Work required:
Indicate only the number of lines in the listing below in which the word "solid" appears.

Records that describe figures:
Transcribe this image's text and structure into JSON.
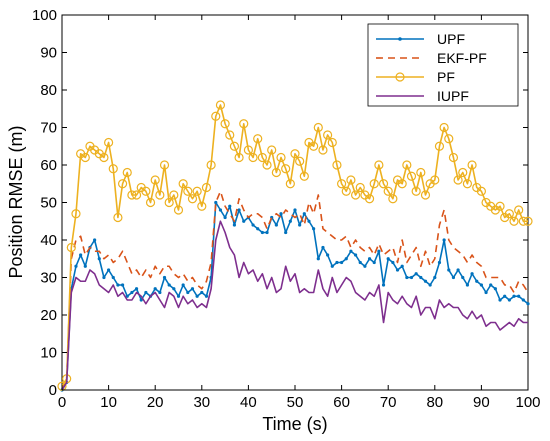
{
  "chart_data": {
    "type": "line",
    "title": "",
    "xlabel": "Time (s)",
    "ylabel": "Position RMSE (m)",
    "xlim": [
      0,
      100
    ],
    "ylim": [
      0,
      100
    ],
    "xticks": [
      0,
      10,
      20,
      30,
      40,
      50,
      60,
      70,
      80,
      90,
      100
    ],
    "yticks": [
      0,
      10,
      20,
      30,
      40,
      50,
      60,
      70,
      80,
      90,
      100
    ],
    "grid": false,
    "legend_position": "top-right",
    "x": [
      0,
      1,
      2,
      3,
      4,
      5,
      6,
      7,
      8,
      9,
      10,
      11,
      12,
      13,
      14,
      15,
      16,
      17,
      18,
      19,
      20,
      21,
      22,
      23,
      24,
      25,
      26,
      27,
      28,
      29,
      30,
      31,
      32,
      33,
      34,
      35,
      36,
      37,
      38,
      39,
      40,
      41,
      42,
      43,
      44,
      45,
      46,
      47,
      48,
      49,
      50,
      51,
      52,
      53,
      54,
      55,
      56,
      57,
      58,
      59,
      60,
      61,
      62,
      63,
      64,
      65,
      66,
      67,
      68,
      69,
      70,
      71,
      72,
      73,
      74,
      75,
      76,
      77,
      78,
      79,
      80,
      81,
      82,
      83,
      84,
      85,
      86,
      87,
      88,
      89,
      90,
      91,
      92,
      93,
      94,
      95,
      96,
      97,
      98,
      99,
      100
    ],
    "series": [
      {
        "name": "UPF",
        "color": "#0072BD",
        "style": "solid-dot-markers",
        "values": [
          0,
          2,
          27,
          33,
          36,
          33,
          38,
          40,
          35,
          30,
          32,
          30,
          28,
          28,
          25,
          26,
          27,
          24,
          26,
          25,
          27,
          26,
          30,
          28,
          27,
          25,
          28,
          26,
          27,
          25,
          26,
          25,
          30,
          50,
          48,
          46,
          49,
          44,
          48,
          45,
          46,
          44,
          43,
          42,
          42,
          46,
          44,
          47,
          42,
          45,
          48,
          44,
          47,
          45,
          43,
          35,
          38,
          36,
          33,
          34,
          34,
          35,
          37,
          36,
          34,
          33,
          35,
          34,
          37,
          28,
          35,
          34,
          32,
          33,
          30,
          30,
          31,
          30,
          29,
          28,
          30,
          34,
          40,
          32,
          30,
          32,
          30,
          28,
          31,
          29,
          28,
          26,
          28,
          27,
          24,
          25,
          24,
          25,
          25,
          24,
          23
        ]
      },
      {
        "name": "EKF-PF",
        "color": "#D95319",
        "style": "dashed",
        "values": [
          0,
          3,
          35,
          40,
          41,
          36,
          38,
          37,
          37,
          35,
          36,
          34,
          35,
          37,
          34,
          31,
          32,
          30,
          32,
          30,
          33,
          31,
          33,
          33,
          31,
          30,
          31,
          29,
          30,
          28,
          27,
          29,
          34,
          50,
          53,
          49,
          47,
          45,
          51,
          48,
          46,
          47,
          47,
          46,
          43,
          46,
          47,
          46,
          48,
          47,
          46,
          47,
          44,
          50,
          47,
          52,
          43,
          42,
          41,
          40,
          40,
          41,
          38,
          40,
          38,
          37,
          38,
          36,
          39,
          36,
          37,
          38,
          34,
          40,
          34,
          36,
          38,
          33,
          37,
          33,
          35,
          44,
          48,
          40,
          38,
          37,
          36,
          34,
          36,
          34,
          33,
          30,
          30,
          30,
          30,
          28,
          28,
          26,
          29,
          28,
          26
        ]
      },
      {
        "name": "PF",
        "color": "#EDB120",
        "style": "solid-circle-markers",
        "values": [
          1,
          3,
          38,
          47,
          63,
          62,
          65,
          64,
          63,
          62,
          66,
          59,
          46,
          55,
          58,
          52,
          52,
          54,
          53,
          50,
          56,
          52,
          60,
          50,
          52,
          48,
          55,
          53,
          51,
          53,
          49,
          54,
          60,
          73,
          76,
          71,
          68,
          65,
          62,
          71,
          64,
          62,
          67,
          62,
          60,
          64,
          58,
          62,
          59,
          55,
          63,
          61,
          57,
          66,
          65,
          70,
          64,
          68,
          66,
          60,
          55,
          53,
          56,
          52,
          54,
          52,
          51,
          55,
          60,
          55,
          53,
          51,
          56,
          55,
          60,
          57,
          53,
          58,
          52,
          55,
          56,
          65,
          70,
          67,
          62,
          56,
          58,
          55,
          60,
          54,
          53,
          50,
          49,
          48,
          49,
          46,
          47,
          45,
          48,
          45,
          45
        ]
      },
      {
        "name": "IUPF",
        "color": "#7E2F8E",
        "style": "solid",
        "values": [
          0,
          2,
          26,
          30,
          29,
          29,
          32,
          31,
          28,
          27,
          26,
          28,
          25,
          26,
          24,
          24,
          26,
          25,
          23,
          25,
          26,
          24,
          22,
          26,
          25,
          22,
          25,
          23,
          24,
          22,
          23,
          22,
          27,
          40,
          45,
          42,
          38,
          36,
          30,
          34,
          31,
          32,
          29,
          31,
          27,
          30,
          26,
          27,
          33,
          29,
          31,
          26,
          27,
          26,
          26,
          32,
          27,
          25,
          30,
          26,
          28,
          30,
          29,
          26,
          25,
          24,
          26,
          25,
          28,
          18,
          26,
          24,
          23,
          25,
          23,
          22,
          25,
          20,
          22,
          22,
          19,
          24,
          22,
          23,
          22,
          22,
          20,
          19,
          21,
          19,
          20,
          17,
          18,
          18,
          16,
          17,
          18,
          17,
          19,
          18,
          18
        ]
      }
    ]
  }
}
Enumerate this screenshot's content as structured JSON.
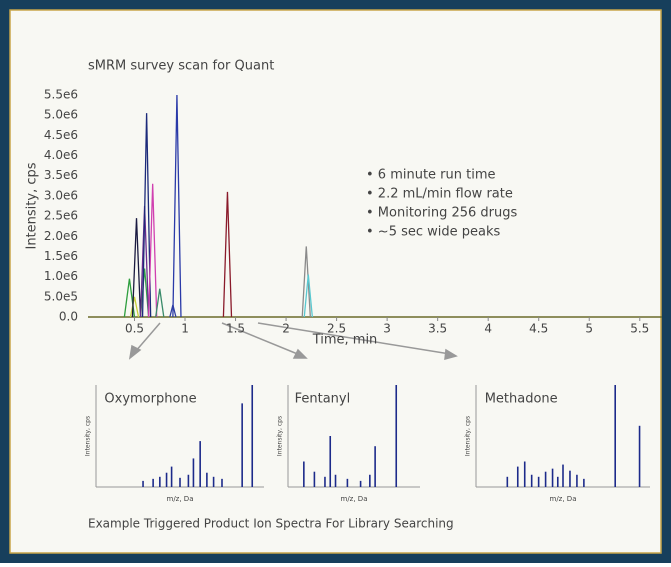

Task answer:
3